Extracted data entries
--- Begin ---
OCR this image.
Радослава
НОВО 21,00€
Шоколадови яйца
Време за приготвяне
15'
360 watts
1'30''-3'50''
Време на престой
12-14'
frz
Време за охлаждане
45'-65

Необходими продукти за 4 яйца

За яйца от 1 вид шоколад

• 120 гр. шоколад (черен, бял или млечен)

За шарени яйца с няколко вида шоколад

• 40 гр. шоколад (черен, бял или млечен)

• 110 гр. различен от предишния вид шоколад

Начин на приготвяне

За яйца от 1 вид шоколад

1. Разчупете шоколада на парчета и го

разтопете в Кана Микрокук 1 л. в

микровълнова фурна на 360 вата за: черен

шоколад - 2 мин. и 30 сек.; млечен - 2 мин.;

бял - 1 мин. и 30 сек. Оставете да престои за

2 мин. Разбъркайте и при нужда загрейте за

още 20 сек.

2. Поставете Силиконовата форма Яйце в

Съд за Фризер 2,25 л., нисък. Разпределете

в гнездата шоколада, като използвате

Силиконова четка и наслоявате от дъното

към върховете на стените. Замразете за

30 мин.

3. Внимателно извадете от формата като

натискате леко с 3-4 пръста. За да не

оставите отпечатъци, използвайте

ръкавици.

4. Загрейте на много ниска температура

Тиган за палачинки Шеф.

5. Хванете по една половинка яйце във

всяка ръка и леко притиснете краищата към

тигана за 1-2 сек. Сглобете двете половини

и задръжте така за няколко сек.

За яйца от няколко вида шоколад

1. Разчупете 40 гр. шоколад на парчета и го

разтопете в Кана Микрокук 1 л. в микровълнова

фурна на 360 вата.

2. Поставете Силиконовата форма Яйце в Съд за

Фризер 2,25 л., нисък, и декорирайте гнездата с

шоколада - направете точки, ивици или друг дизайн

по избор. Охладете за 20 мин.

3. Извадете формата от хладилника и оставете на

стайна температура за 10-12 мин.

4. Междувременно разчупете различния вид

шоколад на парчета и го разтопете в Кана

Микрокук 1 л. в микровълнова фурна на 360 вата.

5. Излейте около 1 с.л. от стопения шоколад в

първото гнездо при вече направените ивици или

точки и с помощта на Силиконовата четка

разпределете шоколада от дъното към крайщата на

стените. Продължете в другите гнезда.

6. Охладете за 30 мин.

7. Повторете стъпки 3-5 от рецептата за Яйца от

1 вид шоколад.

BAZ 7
--- End ---
State how many lines of the listing include the word "нисък". Reply with the number alone.

2